[Description of the task] Find every line containing the word "returns" and report the count, nothing more.
------ Supplied material
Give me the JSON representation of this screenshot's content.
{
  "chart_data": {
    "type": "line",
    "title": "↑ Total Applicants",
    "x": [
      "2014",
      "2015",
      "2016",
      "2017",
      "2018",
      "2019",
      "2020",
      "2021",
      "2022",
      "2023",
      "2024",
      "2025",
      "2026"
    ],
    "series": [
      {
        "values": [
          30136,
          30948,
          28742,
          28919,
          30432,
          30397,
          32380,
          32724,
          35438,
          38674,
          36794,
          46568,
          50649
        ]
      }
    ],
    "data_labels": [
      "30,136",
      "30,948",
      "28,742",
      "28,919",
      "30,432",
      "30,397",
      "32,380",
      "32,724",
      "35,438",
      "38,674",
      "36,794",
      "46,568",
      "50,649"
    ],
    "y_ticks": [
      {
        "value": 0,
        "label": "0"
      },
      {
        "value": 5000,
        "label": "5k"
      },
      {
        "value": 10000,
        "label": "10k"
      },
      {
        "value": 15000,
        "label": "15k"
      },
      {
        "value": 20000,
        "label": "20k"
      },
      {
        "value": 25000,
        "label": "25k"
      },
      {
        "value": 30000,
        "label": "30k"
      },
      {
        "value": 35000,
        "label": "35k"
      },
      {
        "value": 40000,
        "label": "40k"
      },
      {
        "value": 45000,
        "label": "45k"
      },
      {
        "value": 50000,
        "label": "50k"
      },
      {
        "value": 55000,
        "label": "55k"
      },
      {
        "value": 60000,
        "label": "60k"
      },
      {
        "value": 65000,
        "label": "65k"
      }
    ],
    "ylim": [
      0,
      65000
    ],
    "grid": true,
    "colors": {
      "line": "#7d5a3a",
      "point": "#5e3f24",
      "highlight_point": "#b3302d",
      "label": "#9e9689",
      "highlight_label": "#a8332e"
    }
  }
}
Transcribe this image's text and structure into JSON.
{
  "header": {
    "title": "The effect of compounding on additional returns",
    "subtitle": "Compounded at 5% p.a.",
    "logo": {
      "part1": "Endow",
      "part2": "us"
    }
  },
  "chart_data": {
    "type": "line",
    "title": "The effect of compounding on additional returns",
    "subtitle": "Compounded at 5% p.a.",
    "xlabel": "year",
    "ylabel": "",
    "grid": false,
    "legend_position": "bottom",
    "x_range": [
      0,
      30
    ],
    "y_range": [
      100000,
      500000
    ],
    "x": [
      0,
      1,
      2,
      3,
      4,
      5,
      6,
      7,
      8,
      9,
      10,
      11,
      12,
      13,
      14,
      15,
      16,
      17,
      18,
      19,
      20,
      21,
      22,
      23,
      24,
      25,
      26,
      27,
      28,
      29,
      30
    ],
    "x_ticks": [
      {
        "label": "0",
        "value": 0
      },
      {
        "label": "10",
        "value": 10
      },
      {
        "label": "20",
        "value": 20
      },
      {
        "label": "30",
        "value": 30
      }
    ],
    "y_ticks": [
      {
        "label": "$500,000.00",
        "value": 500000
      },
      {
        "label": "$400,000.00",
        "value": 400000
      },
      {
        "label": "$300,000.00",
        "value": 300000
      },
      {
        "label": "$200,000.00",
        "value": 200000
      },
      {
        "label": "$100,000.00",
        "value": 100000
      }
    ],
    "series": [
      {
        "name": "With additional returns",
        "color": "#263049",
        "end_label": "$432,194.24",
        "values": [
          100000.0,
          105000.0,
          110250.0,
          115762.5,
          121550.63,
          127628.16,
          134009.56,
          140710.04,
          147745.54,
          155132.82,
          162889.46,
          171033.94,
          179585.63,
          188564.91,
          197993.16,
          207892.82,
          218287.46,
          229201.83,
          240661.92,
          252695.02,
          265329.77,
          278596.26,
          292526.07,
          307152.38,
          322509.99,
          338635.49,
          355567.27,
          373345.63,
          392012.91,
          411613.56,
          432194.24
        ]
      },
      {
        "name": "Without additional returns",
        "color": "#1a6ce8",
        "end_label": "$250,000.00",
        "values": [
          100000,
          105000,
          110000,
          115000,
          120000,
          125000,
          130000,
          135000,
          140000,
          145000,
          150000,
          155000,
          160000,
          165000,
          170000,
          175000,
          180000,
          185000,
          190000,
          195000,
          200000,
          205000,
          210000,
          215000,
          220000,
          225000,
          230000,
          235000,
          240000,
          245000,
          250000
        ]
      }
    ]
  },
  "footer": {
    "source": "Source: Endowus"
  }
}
------------
[Complete answer] 4